Problem details:
Report only the number of lines in this material that include "False".

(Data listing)
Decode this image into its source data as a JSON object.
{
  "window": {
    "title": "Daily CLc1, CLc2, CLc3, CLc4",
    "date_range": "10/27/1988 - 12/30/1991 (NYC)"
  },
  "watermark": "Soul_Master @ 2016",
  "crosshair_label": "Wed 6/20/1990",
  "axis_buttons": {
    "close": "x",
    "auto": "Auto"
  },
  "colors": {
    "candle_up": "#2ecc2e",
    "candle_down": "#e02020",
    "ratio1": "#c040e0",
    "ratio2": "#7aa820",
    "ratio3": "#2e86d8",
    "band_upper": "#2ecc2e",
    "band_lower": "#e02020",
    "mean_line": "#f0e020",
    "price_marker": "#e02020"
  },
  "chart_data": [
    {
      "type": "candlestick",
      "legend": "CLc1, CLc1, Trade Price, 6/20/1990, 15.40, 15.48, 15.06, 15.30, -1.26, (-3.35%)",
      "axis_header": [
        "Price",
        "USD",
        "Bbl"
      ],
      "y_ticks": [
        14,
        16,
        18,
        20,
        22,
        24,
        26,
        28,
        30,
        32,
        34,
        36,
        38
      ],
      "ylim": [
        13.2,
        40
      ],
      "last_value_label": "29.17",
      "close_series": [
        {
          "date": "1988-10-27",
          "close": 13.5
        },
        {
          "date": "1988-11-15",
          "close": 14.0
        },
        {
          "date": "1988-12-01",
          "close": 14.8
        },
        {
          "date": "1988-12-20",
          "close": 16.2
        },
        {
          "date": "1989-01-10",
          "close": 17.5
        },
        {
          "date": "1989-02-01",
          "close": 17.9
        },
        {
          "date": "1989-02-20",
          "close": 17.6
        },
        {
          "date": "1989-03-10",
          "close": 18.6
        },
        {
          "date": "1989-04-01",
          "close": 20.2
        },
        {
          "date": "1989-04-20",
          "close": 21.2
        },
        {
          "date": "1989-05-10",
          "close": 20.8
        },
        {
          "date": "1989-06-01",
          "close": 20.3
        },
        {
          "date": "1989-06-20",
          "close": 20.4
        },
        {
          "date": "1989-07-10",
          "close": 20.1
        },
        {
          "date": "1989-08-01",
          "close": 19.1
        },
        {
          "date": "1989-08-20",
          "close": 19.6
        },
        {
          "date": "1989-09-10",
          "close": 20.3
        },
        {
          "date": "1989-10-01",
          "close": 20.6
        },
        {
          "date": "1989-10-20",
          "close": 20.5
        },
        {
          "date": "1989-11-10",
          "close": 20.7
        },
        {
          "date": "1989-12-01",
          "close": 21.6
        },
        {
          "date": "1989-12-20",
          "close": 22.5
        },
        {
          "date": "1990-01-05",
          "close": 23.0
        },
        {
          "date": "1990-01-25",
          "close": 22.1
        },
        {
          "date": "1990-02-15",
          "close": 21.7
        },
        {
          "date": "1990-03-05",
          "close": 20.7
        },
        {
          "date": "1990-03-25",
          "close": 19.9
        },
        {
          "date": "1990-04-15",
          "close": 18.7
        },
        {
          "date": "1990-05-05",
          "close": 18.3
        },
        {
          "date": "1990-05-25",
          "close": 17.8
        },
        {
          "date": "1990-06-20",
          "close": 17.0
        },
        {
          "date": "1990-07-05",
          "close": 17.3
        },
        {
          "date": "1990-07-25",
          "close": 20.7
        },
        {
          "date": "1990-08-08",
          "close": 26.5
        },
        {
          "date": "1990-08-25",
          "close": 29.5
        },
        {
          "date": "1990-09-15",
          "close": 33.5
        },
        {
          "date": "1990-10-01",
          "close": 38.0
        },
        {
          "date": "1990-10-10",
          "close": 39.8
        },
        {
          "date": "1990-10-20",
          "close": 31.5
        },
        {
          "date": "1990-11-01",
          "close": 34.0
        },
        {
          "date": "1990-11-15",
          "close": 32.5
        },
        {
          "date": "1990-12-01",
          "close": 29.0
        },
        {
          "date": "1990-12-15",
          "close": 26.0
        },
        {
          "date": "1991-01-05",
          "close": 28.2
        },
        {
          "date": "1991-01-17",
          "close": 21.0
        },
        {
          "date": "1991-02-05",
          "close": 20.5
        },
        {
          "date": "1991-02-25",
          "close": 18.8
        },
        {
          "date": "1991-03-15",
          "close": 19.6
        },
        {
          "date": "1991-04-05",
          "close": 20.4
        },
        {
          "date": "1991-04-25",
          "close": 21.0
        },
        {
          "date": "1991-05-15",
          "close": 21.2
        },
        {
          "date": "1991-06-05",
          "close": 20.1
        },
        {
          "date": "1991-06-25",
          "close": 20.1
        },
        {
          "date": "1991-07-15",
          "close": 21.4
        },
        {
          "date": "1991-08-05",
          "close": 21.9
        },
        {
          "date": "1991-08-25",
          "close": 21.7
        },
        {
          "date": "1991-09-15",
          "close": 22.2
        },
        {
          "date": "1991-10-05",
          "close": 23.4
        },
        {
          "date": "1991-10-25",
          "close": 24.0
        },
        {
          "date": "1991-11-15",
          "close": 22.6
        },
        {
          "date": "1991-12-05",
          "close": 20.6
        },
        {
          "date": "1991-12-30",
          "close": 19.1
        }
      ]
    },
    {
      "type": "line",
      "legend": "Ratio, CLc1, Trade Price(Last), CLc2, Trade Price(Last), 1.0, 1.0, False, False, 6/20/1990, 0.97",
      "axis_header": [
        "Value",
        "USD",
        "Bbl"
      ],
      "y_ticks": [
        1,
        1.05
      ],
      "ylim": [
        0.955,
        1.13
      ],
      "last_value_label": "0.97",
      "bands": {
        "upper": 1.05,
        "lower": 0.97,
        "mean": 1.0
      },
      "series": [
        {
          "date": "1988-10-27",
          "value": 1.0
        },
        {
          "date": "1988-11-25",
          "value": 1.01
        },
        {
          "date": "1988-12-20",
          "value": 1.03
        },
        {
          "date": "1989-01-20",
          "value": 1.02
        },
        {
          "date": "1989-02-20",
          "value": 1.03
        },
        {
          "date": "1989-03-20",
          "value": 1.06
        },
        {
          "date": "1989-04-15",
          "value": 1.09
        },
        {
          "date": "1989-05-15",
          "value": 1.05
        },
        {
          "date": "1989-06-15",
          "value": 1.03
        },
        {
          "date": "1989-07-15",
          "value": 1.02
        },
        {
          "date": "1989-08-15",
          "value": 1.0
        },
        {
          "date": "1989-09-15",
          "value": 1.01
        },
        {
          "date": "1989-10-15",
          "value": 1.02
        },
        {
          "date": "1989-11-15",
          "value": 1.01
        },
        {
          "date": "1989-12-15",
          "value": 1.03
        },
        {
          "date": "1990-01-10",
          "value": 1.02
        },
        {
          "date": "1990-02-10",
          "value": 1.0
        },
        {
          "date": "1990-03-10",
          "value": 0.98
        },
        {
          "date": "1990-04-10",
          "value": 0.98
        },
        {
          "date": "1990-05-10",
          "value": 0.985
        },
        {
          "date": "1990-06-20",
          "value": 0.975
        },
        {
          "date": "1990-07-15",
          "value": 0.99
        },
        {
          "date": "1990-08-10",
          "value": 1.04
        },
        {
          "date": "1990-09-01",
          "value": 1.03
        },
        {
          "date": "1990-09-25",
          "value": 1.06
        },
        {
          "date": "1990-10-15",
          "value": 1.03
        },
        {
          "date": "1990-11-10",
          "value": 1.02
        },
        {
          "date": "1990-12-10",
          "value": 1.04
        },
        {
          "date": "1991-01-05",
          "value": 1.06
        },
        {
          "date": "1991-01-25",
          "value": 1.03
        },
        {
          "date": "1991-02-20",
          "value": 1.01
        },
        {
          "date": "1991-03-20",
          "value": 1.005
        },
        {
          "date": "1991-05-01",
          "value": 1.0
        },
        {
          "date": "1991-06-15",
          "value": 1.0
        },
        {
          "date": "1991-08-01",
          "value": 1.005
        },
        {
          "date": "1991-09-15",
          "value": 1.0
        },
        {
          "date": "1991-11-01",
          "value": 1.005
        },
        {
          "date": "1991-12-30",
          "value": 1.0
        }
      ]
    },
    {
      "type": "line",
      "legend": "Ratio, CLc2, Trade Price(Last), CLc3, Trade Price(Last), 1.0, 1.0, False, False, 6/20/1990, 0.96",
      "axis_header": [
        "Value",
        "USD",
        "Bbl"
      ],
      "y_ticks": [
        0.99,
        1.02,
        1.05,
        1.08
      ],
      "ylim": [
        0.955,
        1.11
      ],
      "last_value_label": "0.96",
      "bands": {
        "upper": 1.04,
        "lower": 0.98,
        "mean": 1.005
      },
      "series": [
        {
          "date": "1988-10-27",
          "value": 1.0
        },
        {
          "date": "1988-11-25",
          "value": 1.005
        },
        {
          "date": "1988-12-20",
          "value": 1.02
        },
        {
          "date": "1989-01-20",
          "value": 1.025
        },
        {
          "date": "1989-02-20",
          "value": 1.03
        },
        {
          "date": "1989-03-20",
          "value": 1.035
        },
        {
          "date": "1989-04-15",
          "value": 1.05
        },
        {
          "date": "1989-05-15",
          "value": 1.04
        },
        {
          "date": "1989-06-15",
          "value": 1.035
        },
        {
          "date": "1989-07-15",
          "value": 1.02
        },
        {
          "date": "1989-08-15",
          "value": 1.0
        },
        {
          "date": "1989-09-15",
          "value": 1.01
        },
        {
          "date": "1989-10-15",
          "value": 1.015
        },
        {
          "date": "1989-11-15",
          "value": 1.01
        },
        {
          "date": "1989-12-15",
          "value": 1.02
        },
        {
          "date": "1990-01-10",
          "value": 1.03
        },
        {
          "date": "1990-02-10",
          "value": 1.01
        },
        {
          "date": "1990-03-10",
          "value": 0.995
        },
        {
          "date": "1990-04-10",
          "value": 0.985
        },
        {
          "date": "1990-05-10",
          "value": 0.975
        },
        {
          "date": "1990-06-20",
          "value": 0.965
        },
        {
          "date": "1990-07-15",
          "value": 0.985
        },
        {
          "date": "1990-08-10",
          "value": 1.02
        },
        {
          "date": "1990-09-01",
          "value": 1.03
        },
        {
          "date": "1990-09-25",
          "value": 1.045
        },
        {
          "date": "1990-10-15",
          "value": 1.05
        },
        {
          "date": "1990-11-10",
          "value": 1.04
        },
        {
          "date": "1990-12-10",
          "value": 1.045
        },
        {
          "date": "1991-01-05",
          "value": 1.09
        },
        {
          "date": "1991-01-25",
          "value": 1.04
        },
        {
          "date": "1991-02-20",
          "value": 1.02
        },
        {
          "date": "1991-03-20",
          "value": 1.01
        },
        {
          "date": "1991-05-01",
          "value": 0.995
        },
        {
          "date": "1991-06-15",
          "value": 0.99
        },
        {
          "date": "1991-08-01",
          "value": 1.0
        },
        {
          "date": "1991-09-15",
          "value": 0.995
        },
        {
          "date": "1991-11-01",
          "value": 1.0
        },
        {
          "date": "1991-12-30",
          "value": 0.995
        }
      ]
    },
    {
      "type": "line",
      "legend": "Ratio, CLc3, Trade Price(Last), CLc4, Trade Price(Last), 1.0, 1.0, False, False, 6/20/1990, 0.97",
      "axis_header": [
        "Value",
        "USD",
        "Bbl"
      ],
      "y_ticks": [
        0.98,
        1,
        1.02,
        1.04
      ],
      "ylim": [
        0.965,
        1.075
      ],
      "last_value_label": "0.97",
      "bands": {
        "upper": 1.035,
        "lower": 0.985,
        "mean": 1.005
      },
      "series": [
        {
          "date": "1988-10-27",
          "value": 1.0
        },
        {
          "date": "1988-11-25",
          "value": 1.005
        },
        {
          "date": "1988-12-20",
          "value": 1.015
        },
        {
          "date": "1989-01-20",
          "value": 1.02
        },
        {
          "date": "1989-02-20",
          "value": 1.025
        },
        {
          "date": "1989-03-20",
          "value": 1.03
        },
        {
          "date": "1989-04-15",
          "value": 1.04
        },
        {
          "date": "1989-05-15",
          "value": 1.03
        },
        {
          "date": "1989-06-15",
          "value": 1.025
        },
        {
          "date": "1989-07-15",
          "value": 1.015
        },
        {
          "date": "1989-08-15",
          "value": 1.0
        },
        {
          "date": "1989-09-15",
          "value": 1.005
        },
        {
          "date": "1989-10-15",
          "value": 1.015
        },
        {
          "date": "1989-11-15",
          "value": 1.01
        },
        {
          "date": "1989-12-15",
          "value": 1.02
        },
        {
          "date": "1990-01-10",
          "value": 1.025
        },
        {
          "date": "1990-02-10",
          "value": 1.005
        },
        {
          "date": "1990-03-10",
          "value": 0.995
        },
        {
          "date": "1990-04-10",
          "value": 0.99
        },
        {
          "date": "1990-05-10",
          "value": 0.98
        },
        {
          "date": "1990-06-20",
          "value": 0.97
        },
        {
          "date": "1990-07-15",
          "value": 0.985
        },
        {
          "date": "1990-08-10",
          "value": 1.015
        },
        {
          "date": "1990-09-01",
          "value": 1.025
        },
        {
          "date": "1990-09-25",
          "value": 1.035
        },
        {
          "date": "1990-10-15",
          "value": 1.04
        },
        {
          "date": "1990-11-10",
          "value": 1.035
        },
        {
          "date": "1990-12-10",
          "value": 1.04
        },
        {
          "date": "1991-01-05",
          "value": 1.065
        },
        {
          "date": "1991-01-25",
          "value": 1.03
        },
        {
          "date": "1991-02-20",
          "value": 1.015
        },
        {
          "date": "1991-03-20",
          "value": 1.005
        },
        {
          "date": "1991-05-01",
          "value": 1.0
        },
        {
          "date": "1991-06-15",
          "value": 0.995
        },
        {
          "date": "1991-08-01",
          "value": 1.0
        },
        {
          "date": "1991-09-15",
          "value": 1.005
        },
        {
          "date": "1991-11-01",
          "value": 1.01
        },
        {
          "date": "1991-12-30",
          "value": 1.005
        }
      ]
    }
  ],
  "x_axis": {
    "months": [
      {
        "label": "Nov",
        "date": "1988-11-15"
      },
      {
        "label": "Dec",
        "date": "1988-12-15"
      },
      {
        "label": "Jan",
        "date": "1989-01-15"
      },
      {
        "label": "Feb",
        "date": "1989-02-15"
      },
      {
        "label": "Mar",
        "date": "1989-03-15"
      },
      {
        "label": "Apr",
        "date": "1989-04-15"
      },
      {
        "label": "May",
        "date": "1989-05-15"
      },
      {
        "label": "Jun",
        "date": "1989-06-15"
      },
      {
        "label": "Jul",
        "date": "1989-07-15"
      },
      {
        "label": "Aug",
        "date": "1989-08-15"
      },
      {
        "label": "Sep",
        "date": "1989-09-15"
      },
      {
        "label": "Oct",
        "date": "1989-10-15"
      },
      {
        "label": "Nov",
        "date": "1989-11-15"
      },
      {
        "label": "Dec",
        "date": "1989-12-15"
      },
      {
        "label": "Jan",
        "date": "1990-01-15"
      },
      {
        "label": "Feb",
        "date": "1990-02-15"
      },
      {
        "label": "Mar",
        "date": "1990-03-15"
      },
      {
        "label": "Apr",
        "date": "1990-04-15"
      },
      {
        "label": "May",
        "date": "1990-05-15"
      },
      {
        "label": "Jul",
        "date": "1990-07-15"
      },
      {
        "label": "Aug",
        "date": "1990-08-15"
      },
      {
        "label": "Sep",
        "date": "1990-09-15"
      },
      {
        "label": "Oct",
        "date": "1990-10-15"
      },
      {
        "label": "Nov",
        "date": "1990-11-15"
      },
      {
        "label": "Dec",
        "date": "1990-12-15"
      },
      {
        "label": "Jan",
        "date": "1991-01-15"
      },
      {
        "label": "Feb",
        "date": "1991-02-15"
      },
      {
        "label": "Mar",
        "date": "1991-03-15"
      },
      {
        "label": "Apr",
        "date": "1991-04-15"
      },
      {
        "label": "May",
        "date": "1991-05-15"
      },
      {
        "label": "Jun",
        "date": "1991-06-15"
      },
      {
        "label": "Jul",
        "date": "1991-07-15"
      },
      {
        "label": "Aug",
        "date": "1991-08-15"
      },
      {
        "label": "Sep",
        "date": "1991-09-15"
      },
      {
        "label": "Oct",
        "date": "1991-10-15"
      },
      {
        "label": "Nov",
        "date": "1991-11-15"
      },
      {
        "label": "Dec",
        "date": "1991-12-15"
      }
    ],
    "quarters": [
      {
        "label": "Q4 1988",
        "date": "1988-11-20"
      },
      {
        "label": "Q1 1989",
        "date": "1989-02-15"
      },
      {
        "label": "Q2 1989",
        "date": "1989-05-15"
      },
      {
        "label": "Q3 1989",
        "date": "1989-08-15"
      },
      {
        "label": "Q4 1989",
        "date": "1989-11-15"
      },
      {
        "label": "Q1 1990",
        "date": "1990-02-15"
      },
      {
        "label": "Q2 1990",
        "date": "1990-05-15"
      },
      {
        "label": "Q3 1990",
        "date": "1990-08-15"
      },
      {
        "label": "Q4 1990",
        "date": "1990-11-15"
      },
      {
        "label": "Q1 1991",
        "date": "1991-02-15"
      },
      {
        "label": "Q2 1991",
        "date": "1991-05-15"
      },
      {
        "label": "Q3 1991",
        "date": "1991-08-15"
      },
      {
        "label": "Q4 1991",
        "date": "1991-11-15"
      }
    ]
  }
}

Solution to the problem:
3